Challenge: Read the records and gather each line that includes "Nasional".

Data excerpts:
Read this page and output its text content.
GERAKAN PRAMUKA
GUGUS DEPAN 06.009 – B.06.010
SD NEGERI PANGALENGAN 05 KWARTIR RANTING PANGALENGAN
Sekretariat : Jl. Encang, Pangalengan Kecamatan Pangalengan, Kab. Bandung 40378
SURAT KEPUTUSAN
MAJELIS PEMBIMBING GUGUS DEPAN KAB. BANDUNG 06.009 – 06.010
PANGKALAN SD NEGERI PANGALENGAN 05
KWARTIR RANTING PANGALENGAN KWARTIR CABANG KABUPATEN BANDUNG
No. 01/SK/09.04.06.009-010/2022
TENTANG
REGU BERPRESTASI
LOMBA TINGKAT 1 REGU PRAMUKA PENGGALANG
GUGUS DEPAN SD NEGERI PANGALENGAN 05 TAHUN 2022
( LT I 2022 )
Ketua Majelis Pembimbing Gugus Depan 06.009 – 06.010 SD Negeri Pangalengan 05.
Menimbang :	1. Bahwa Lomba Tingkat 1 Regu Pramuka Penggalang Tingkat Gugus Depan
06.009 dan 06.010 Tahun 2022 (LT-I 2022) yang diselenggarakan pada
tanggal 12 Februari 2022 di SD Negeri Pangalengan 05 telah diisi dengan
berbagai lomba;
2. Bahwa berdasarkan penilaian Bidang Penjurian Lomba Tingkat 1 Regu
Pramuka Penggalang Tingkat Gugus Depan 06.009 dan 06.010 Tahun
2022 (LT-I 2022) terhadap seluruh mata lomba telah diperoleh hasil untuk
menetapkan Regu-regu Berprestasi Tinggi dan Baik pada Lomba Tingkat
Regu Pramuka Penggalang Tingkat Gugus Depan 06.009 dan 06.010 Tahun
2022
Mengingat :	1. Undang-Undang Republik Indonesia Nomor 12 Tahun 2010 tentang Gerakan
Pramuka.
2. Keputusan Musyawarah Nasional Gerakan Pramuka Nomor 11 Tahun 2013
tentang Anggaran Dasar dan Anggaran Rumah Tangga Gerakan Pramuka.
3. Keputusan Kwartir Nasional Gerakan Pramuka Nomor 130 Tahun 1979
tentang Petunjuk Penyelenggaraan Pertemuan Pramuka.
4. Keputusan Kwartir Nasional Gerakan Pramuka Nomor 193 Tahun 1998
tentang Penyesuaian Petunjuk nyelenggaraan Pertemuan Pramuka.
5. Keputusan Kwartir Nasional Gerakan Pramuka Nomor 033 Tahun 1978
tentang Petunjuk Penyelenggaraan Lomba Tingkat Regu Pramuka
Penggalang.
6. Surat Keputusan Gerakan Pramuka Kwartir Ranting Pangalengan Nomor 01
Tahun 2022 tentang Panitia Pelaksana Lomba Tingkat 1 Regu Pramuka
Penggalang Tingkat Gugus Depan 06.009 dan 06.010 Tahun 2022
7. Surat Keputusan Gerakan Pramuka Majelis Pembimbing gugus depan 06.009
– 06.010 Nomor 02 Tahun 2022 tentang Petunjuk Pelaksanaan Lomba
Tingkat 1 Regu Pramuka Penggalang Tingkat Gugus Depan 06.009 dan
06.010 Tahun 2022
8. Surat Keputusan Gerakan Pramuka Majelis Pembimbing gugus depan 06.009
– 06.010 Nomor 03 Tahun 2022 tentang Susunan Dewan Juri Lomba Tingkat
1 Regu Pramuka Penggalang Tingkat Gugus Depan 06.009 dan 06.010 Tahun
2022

Exercise answer:
2. Keputusan Musyawarah Nasional Gerakan Pramuka Nomor 11 Tahun 2013
3. Keputusan Kwartir Nasional Gerakan Pramuka Nomor 130 Tahun 1979
4. Keputusan Kwartir Nasional Gerakan Pramuka Nomor 193 Tahun 1998
5. Keputusan Kwartir Nasional Gerakan Pramuka Nomor 033 Tahun 1978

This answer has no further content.